▶ **Requirements**: Search the data for the word "header" and copy every line that contains it.

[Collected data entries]
══════
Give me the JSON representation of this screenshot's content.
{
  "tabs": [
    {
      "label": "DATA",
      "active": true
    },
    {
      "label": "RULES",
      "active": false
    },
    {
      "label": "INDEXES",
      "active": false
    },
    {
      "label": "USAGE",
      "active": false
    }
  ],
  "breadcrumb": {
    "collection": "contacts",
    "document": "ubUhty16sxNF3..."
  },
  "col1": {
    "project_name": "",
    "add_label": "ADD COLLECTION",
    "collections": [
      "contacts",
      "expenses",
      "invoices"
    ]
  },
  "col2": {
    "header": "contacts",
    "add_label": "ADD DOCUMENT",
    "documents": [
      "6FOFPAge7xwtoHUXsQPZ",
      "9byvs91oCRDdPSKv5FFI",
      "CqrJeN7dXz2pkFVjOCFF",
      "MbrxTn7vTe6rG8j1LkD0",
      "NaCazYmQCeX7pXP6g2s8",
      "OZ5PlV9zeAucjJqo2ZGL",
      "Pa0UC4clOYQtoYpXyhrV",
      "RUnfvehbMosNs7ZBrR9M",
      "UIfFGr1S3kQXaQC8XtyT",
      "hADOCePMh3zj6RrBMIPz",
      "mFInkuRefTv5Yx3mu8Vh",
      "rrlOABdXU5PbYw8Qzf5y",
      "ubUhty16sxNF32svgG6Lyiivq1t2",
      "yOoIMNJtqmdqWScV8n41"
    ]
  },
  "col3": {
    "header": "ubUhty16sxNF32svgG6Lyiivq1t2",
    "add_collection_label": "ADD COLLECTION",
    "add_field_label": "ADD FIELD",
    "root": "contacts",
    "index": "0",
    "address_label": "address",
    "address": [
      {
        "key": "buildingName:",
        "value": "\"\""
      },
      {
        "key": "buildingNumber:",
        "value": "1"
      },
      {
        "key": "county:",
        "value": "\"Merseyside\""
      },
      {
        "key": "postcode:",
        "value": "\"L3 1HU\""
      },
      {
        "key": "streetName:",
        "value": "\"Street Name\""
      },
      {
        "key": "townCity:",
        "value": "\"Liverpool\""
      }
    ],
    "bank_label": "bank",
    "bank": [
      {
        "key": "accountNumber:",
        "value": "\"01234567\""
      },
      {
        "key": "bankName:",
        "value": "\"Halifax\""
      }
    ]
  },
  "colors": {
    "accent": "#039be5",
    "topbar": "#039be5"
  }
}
══════
▶ **Solved problem**:
    "header": "contacts",
    "header": "ubUhty16sxNF32svgG6Lyiivq1t2",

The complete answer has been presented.